══ Records for this task ══

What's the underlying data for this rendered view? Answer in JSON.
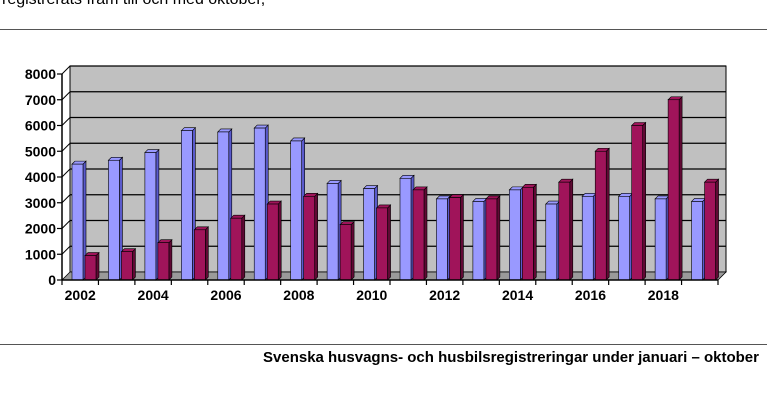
{
  "header": {
    "partial_text": "registrerats fram till och med oktober,"
  },
  "caption": "Svenska husvagns- och husbilsregistreringar under januari – oktober",
  "colors": {
    "husvagn_face": "#9999ff",
    "husvagn_side": "#5a5acc",
    "husbil_face": "#a0145a",
    "husbil_side": "#600934",
    "plot_bg": "#c0c0c0"
  },
  "chart_data": {
    "type": "bar",
    "x": [
      2002,
      2003,
      2004,
      2005,
      2006,
      2007,
      2008,
      2009,
      2010,
      2011,
      2012,
      2013,
      2014,
      2015,
      2016,
      2017,
      2018,
      2019
    ],
    "x_tick_labels": [
      "2002",
      "2004",
      "2006",
      "2008",
      "2010",
      "2012",
      "2014",
      "2016",
      "2018"
    ],
    "series": [
      {
        "values": [
          4500,
          4650,
          4950,
          5800,
          5750,
          5900,
          5400,
          3750,
          3550,
          3950,
          3150,
          3050,
          3500,
          2950,
          3250,
          3250,
          3150,
          3050
        ]
      },
      {
        "values": [
          950,
          1100,
          1450,
          1950,
          2400,
          2950,
          3250,
          2150,
          2800,
          3500,
          3200,
          3150,
          3600,
          3800,
          5000,
          6000,
          7000,
          3800
        ]
      }
    ],
    "ylim": [
      0,
      8000
    ],
    "y_ticks": [
      0,
      1000,
      2000,
      3000,
      4000,
      5000,
      6000,
      7000,
      8000
    ],
    "grid": true,
    "legend": "none",
    "xlabel": "",
    "ylabel": ""
  }
}
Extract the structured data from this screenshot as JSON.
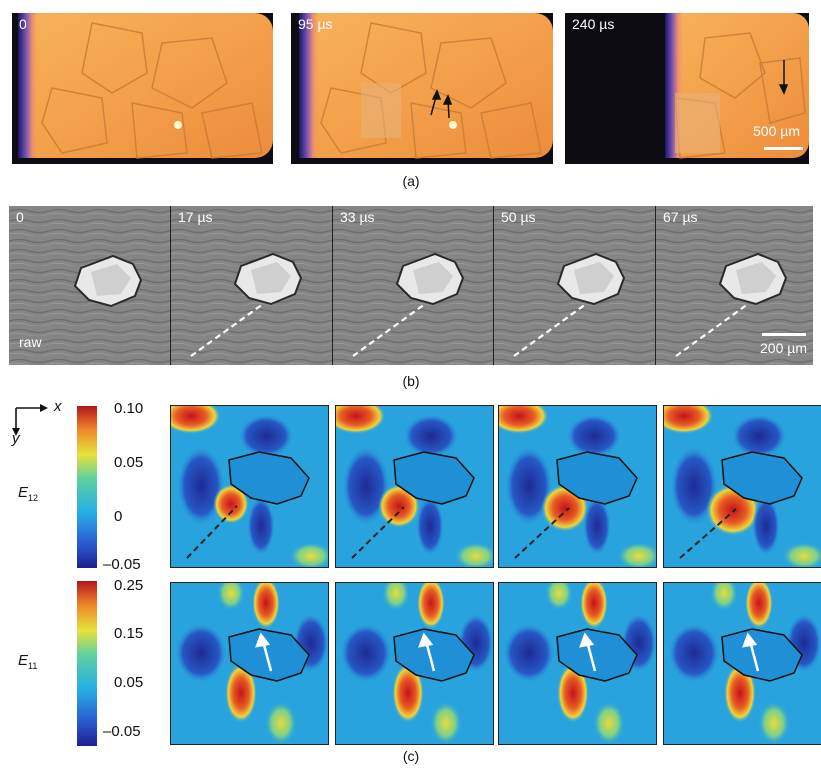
{
  "panel_a": {
    "caption": "(a)",
    "frames": [
      "0",
      "95 µs",
      "240 µs"
    ],
    "scale_bar": "500 µm"
  },
  "panel_b": {
    "caption": "(b)",
    "frames": [
      "0",
      "17 µs",
      "33 µs",
      "50 µs",
      "67 µs"
    ],
    "raw_label": "raw",
    "scale_bar": "200 µm"
  },
  "panel_c": {
    "caption": "(c)",
    "axes": {
      "x": "x",
      "y": "y"
    },
    "e12": {
      "symbol": "E",
      "subscript": "12",
      "ticks": [
        "0.10",
        "0.05",
        "0",
        "–0.05"
      ]
    },
    "e11": {
      "symbol": "E",
      "subscript": "11",
      "ticks": [
        "0.25",
        "0.15",
        "0.05",
        "–0.05"
      ]
    }
  },
  "colors": {
    "orange": "#f4a24a",
    "map_blue": "#29a3de",
    "map_dark_blue": "#2a2f9c",
    "map_red": "#d42a1c",
    "map_yellow": "#e8d63a"
  }
}
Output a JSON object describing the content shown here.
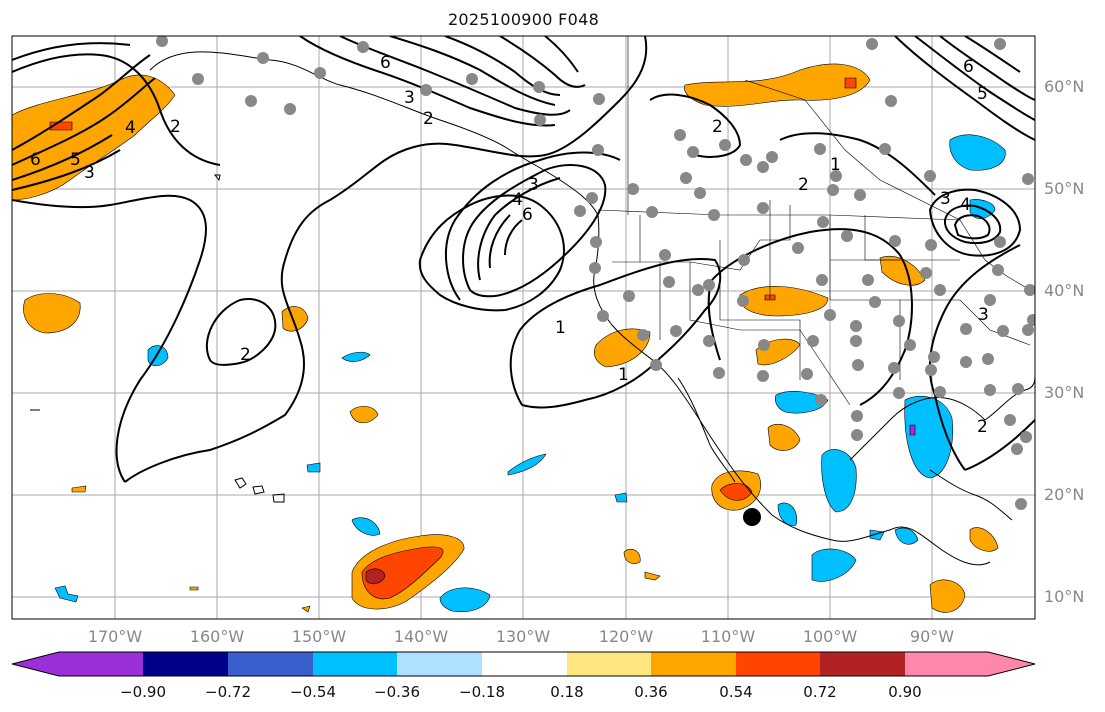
{
  "title": "2025100900 F048",
  "map": {
    "lat_ticks": [
      "60°N",
      "50°N",
      "40°N",
      "30°N",
      "20°N",
      "10°N"
    ],
    "lon_ticks": [
      "170°W",
      "160°W",
      "150°W",
      "140°W",
      "130°W",
      "120°W",
      "110°W",
      "100°W",
      "90°W"
    ],
    "contour_labels": [
      "6",
      "5",
      "4",
      "3",
      "2",
      "1"
    ]
  },
  "colorbar": {
    "tick_labels": [
      "−0.90",
      "−0.72",
      "−0.54",
      "−0.36",
      "−0.18",
      "0.18",
      "0.36",
      "0.54",
      "0.72",
      "0.90"
    ],
    "colors": [
      "#9b30d8",
      "#00008b",
      "#3a5fcd",
      "#00bfff",
      "#b0e0ff",
      "#ffffff",
      "#ffe680",
      "#ffa500",
      "#ff4500",
      "#b22222",
      "#ff88aa"
    ]
  }
}
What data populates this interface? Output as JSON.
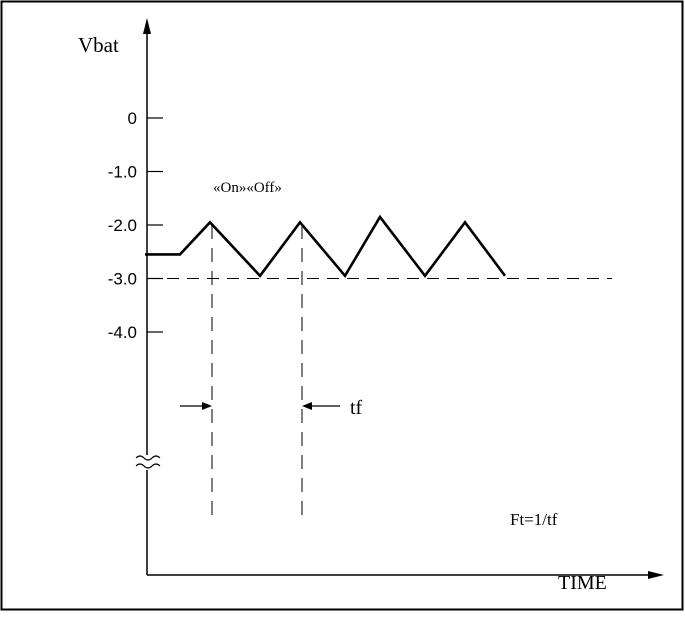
{
  "chart_data": {
    "type": "line",
    "ylabel": "Vbat",
    "xlabel": "TIME",
    "y_ticks": [
      "0",
      "-1.0",
      "-2.0",
      "-3.0",
      "-4.0"
    ],
    "y_tick_values": [
      0,
      -1.0,
      -2.0,
      -3.0,
      -4.0
    ],
    "reference_line": {
      "y": -3.0,
      "style": "dashed"
    },
    "series": [
      {
        "values_x": [
          0,
          0.35,
          0.65,
          1.15,
          1.55,
          2.0,
          2.35,
          2.8,
          3.2,
          3.6
        ],
        "values_y": [
          -2.55,
          -2.55,
          -1.95,
          -2.95,
          -1.95,
          -2.95,
          -1.85,
          -2.95,
          -1.95,
          -2.95
        ]
      }
    ],
    "annotations": {
      "on_off": "«On»«Off»",
      "tf": "tf",
      "formula": "Ft=1/tf"
    },
    "axis_break": true,
    "grid": false
  }
}
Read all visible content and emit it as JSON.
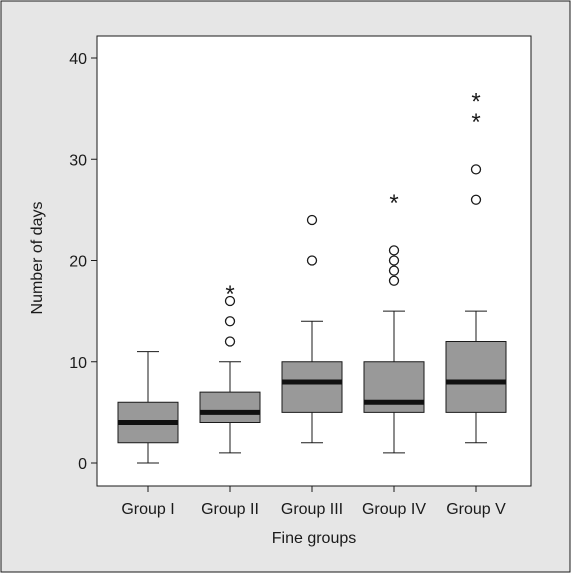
{
  "chart_data": {
    "type": "boxplot",
    "xlabel": "Fine groups",
    "ylabel": "Number of days",
    "ylim": [
      -2,
      42
    ],
    "yticks": [
      0,
      10,
      20,
      30,
      40
    ],
    "grid": false,
    "legend": "none",
    "colors": {
      "box_fill": "#999999",
      "median": "#111111",
      "outer_bg": "#e6e6e6",
      "plot_bg": "#ffffff"
    },
    "categories": [
      "Group I",
      "Group II",
      "Group III",
      "Group IV",
      "Group V"
    ],
    "groups": [
      {
        "label": "Group I",
        "whisker_low": 0,
        "q1": 2,
        "median": 4,
        "q3": 6,
        "whisker_high": 11,
        "outliers": [],
        "extremes": []
      },
      {
        "label": "Group II",
        "whisker_low": 1,
        "q1": 4,
        "median": 5,
        "q3": 7,
        "whisker_high": 10,
        "outliers": [
          12,
          14,
          16
        ],
        "extremes": [
          17
        ]
      },
      {
        "label": "Group III",
        "whisker_low": 2,
        "q1": 5,
        "median": 8,
        "q3": 10,
        "whisker_high": 14,
        "outliers": [
          20,
          24
        ],
        "extremes": []
      },
      {
        "label": "Group IV",
        "whisker_low": 1,
        "q1": 5,
        "median": 6,
        "q3": 10,
        "whisker_high": 15,
        "outliers": [
          18,
          19,
          20,
          21
        ],
        "extremes": [
          26
        ]
      },
      {
        "label": "Group V",
        "whisker_low": 2,
        "q1": 5,
        "median": 8,
        "q3": 12,
        "whisker_high": 15,
        "outliers": [
          26,
          29
        ],
        "extremes": [
          34,
          36
        ]
      }
    ]
  }
}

═══

**Problem requirements**
Without the pictures, retype the whole of the material above exactly.

**Full answer**
What's the underlying data for this rendered view? Answer in JSON.
{
  "header": {
    "partial_text": "registrerats fram till och med oktober,"
  },
  "caption": "Svenska husvagns- och husbilsregistreringar under januari – oktober",
  "colors": {
    "husvagn_face": "#9999ff",
    "husvagn_side": "#5a5acc",
    "husbil_face": "#a0145a",
    "husbil_side": "#600934",
    "plot_bg": "#c0c0c0"
  },
  "chart_data": {
    "type": "bar",
    "x": [
      2002,
      2003,
      2004,
      2005,
      2006,
      2007,
      2008,
      2009,
      2010,
      2011,
      2012,
      2013,
      2014,
      2015,
      2016,
      2017,
      2018,
      2019
    ],
    "x_tick_labels": [
      "2002",
      "2004",
      "2006",
      "2008",
      "2010",
      "2012",
      "2014",
      "2016",
      "2018"
    ],
    "series": [
      {
        "values": [
          4500,
          4650,
          4950,
          5800,
          5750,
          5900,
          5400,
          3750,
          3550,
          3950,
          3150,
          3050,
          3500,
          2950,
          3250,
          3250,
          3150,
          3050
        ]
      },
      {
        "values": [
          950,
          1100,
          1450,
          1950,
          2400,
          2950,
          3250,
          2150,
          2800,
          3500,
          3200,
          3150,
          3600,
          3800,
          5000,
          6000,
          7000,
          3800
        ]
      }
    ],
    "ylim": [
      0,
      8000
    ],
    "y_ticks": [
      0,
      1000,
      2000,
      3000,
      4000,
      5000,
      6000,
      7000,
      8000
    ],
    "grid": true,
    "legend": "none",
    "xlabel": "",
    "ylabel": ""
  }
}
Extract the structured data from this screenshot as JSON.
{
  "panel_a": {
    "caption": "(a)",
    "frames": [
      "0",
      "95 µs",
      "240 µs"
    ],
    "scale_bar": "500 µm"
  },
  "panel_b": {
    "caption": "(b)",
    "frames": [
      "0",
      "17 µs",
      "33 µs",
      "50 µs",
      "67 µs"
    ],
    "raw_label": "raw",
    "scale_bar": "200 µm"
  },
  "panel_c": {
    "caption": "(c)",
    "axes": {
      "x": "x",
      "y": "y"
    },
    "e12": {
      "symbol": "E",
      "subscript": "12",
      "ticks": [
        "0.10",
        "0.05",
        "0",
        "–0.05"
      ]
    },
    "e11": {
      "symbol": "E",
      "subscript": "11",
      "ticks": [
        "0.25",
        "0.15",
        "0.05",
        "–0.05"
      ]
    }
  },
  "colors": {
    "orange": "#f4a24a",
    "map_blue": "#29a3de",
    "map_dark_blue": "#2a2f9c",
    "map_red": "#d42a1c",
    "map_yellow": "#e8d63a"
  }
}
Output a JSON object describing the content shown here.
{
  "title": "2025100900 F048",
  "map": {
    "lat_ticks": [
      "60°N",
      "50°N",
      "40°N",
      "30°N",
      "20°N",
      "10°N"
    ],
    "lon_ticks": [
      "170°W",
      "160°W",
      "150°W",
      "140°W",
      "130°W",
      "120°W",
      "110°W",
      "100°W",
      "90°W"
    ],
    "contour_labels": [
      "6",
      "5",
      "4",
      "3",
      "2",
      "1"
    ]
  },
  "colorbar": {
    "tick_labels": [
      "−0.90",
      "−0.72",
      "−0.54",
      "−0.36",
      "−0.18",
      "0.18",
      "0.36",
      "0.54",
      "0.72",
      "0.90"
    ],
    "colors": [
      "#9b30d8",
      "#00008b",
      "#3a5fcd",
      "#00bfff",
      "#b0e0ff",
      "#ffffff",
      "#ffe680",
      "#ffa500",
      "#ff4500",
      "#b22222",
      "#ff88aa"
    ]
  }
}
What data populates this interface? Output as JSON.
{
  "chart_data": {
    "type": "line",
    "ylabel": "Vbat",
    "xlabel": "TIME",
    "y_ticks": [
      "0",
      "-1.0",
      "-2.0",
      "-3.0",
      "-4.0"
    ],
    "y_tick_values": [
      0,
      -1.0,
      -2.0,
      -3.0,
      -4.0
    ],
    "reference_line": {
      "y": -3.0,
      "style": "dashed"
    },
    "series": [
      {
        "values_x": [
          0,
          0.35,
          0.65,
          1.15,
          1.55,
          2.0,
          2.35,
          2.8,
          3.2,
          3.6
        ],
        "values_y": [
          -2.55,
          -2.55,
          -1.95,
          -2.95,
          -1.95,
          -2.95,
          -1.85,
          -2.95,
          -1.95,
          -2.95
        ]
      }
    ],
    "annotations": {
      "on_off": "«On»«Off»",
      "tf": "tf",
      "formula": "Ft=1/tf"
    },
    "axis_break": true,
    "grid": false
  }
}
Read all visible content and emit it as JSON.
{
  "chart_data": {
    "type": "boxplot",
    "xlabel": "Fine groups",
    "ylabel": "Number of days",
    "ylim": [
      -2,
      42
    ],
    "yticks": [
      0,
      10,
      20,
      30,
      40
    ],
    "grid": false,
    "legend": "none",
    "colors": {
      "box_fill": "#999999",
      "median": "#111111",
      "outer_bg": "#e6e6e6",
      "plot_bg": "#ffffff"
    },
    "categories": [
      "Group I",
      "Group II",
      "Group III",
      "Group IV",
      "Group V"
    ],
    "groups": [
      {
        "label": "Group I",
        "whisker_low": 0,
        "q1": 2,
        "median": 4,
        "q3": 6,
        "whisker_high": 11,
        "outliers": [],
        "extremes": []
      },
      {
        "label": "Group II",
        "whisker_low": 1,
        "q1": 4,
        "median": 5,
        "q3": 7,
        "whisker_high": 10,
        "outliers": [
          12,
          14,
          16
        ],
        "extremes": [
          17
        ]
      },
      {
        "label": "Group III",
        "whisker_low": 2,
        "q1": 5,
        "median": 8,
        "q3": 10,
        "whisker_high": 14,
        "outliers": [
          20,
          24
        ],
        "extremes": []
      },
      {
        "label": "Group IV",
        "whisker_low": 1,
        "q1": 5,
        "median": 6,
        "q3": 10,
        "whisker_high": 15,
        "outliers": [
          18,
          19,
          20,
          21
        ],
        "extremes": [
          26
        ]
      },
      {
        "label": "Group V",
        "whisker_low": 2,
        "q1": 5,
        "median": 8,
        "q3": 12,
        "whisker_high": 15,
        "outliers": [
          26,
          29
        ],
        "extremes": [
          34,
          36
        ]
      }
    ]
  }
}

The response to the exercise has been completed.